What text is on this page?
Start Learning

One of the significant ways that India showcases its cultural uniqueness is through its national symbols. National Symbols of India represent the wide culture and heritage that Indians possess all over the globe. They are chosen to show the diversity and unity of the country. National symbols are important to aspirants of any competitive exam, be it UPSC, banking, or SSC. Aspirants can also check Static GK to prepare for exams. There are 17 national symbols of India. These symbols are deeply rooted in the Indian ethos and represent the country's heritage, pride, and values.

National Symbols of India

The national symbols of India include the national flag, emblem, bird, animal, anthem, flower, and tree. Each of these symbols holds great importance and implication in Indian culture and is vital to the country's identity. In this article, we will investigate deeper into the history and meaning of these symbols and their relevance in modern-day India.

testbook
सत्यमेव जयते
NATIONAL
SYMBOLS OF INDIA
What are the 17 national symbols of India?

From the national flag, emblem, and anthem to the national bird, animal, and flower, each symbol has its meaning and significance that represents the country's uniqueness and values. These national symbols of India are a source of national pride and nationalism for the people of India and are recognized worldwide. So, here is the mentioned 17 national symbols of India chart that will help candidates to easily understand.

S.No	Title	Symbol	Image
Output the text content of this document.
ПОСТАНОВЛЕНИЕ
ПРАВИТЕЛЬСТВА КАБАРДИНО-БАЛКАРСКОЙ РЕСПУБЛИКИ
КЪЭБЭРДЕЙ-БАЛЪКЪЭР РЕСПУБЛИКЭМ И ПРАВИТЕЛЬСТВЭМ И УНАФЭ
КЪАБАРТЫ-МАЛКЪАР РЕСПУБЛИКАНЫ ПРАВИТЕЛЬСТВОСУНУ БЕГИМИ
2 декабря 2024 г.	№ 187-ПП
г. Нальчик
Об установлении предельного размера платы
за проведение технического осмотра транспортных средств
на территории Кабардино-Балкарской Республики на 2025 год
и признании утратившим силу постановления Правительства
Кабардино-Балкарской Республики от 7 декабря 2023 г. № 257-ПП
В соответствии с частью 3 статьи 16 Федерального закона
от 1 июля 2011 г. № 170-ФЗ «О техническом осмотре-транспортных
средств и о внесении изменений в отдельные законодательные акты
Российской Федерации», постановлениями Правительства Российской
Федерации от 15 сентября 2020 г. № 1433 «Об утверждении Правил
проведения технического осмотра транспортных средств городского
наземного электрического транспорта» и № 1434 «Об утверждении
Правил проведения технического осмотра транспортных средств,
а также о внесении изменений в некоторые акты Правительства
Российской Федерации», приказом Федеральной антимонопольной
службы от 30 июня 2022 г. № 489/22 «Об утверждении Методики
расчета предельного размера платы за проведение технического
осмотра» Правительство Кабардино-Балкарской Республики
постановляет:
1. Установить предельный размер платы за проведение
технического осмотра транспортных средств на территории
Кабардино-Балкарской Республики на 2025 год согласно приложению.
________________________________________
Prompt -> Copy out every line of the data that includes "What".

Written solution ->
What text is on this page?
What are the 17 national symbols of India?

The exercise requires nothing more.